▶ **Excerpt to read**
New twists and turns continue to come in the scramble to develop a COVID-19 vaccine.
Last week, Moderna (MRNA 0.98%) reported more great results from a phase 1 study of its vaccine candidate mRNA-1273. This week, medical journal The Lancet published positive results for AZD1222, the COVID-19 vaccine candidate being developed by AstraZeneca (AZN 0.97%) and the University of Oxford. Pfizer (PFE 0.52%) and BioNTech (BNTX -0.92%) also announced more good news for experimental coronavirus vaccine BNT162b1.
There have also been two recent findings that potentially impact all of the drugmakers developing vaccines against SARS-CoV-2. Could these findings dramatically change the prospects for COVID-19 vaccine stocks?
Earlier this month, science journal Cell published a paper that laid out evidence that a mutation of the novel coronavirus called D614G makes the virus more infectious. This mutation seems to have occurred relatively soon after SARS-CoV-2 first appeared in Wuhan, China. But it's now present in as many as 97% of COVID-19 tests.
Why could mutations be problematic for COVID-19 vaccines? Just think about how current flu vaccines work. Every year, healthcare experts try to predict which flu strains will be most prevalent. There are different strains because of genetic mutations in the viruses that cause influenza. The flu vaccines that are given for that season target those strains. But the experts aren't always right. That's why sometimes people receive a flu vaccine but still get the flu.
There's good news and bad news when it comes to mutations in the novel coronavirus. First the good news: The D614G mutation shouldn't affect COVID-19 vaccine candidates in development. This mutation occurs in a different region of the spike protein than the one on which most of the experimental vaccines are based.

Items from a dataset:
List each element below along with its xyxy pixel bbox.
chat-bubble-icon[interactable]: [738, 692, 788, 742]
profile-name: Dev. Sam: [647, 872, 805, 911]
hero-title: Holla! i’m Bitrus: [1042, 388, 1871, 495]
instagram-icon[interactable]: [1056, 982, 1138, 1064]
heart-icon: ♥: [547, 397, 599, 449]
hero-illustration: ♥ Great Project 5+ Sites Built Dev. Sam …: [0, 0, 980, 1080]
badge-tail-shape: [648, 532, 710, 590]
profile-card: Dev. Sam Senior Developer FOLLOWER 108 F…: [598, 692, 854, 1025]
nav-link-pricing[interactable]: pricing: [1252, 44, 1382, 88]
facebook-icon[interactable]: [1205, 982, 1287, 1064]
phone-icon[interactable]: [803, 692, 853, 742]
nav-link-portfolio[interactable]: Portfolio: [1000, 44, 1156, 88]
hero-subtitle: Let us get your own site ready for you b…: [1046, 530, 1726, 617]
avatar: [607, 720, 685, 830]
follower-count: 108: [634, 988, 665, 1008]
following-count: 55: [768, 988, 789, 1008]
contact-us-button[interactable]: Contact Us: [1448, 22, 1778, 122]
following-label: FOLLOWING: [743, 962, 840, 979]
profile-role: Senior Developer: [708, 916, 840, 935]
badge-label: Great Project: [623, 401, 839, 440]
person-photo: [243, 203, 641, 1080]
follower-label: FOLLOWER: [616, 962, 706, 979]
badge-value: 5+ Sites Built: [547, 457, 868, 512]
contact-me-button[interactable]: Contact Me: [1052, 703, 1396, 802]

▶ **Work instructions**
• A. In the COVID-19 vaccine article, in what share of COVID-19 tests does the D614G mutation now appear?
• B. Write the next part of the COVID-19 vaccine article, beginning right after its final sentence.

▶ **Outputs in order**
• A. As many as 97% of COVID-19 tests.

• B.
What's the bad news? Future mutations to SARS-CoV-2 could potentially make the vaccines being developed by AstraZeneca, Moderna, and others less effective. Infectious-disease expert Dr. Aileen Marty, of Florida International University, has warned that other mutations could slow the development of an effective COVID-19 vaccine. It's also possible that vaccines could be rendered less effective after they're in widespread use.
Several studies over the last couple of months have suggested that patients who recover from COVID-19 quickly lose their neutralizing antibodies that protect against the novel coronavirus. Last week, King's College London released results from the most comprehensive research on this effect so far. And those results raised some concerns.
Neutralizing antibodies are typically produced in patients diagnosed with COVID-19, and reach peak levels after a few weeks. However, the levels of neutralizing antibodies then begin to decline, sometimes significantly.
Patients with SARS and MERS, two other members of the coronavirus family, can still have neutralizing antibodies almost a year later. But the coronavirus that causes COVID-19 appears to be quite different; neutralizing antibodies can practically vanish within a much shorter period of time.
The obvious issue is that immunity for patients who recover from COVID-19 might not last longer than a few months. This isn't a foregone conclusion, though.
With some infectious diseases such as smallpox, antibody levels can fall significantly, yet people who've recovered still enjoy immunity. A similar effect could be seen with SARS-CoV-2. It's also possible that immune cells called memory T cells could be just as important to providing immunity against the novel coronavirus as neutralizing antibodies. The King's College London study didn't assess T-cell levels in patients.
The market dynamics for COVID-19 vaccines (and the stocks of the companies that make them) could be changed by both of these findings. For example, genetic mutations that make the novel coronavirus more infectious or more severe would almost certainly drive higher demand for COVID-19 vaccines. Individuals who might be reluctant to receive a vaccine could change their minds if the pandemic worsens.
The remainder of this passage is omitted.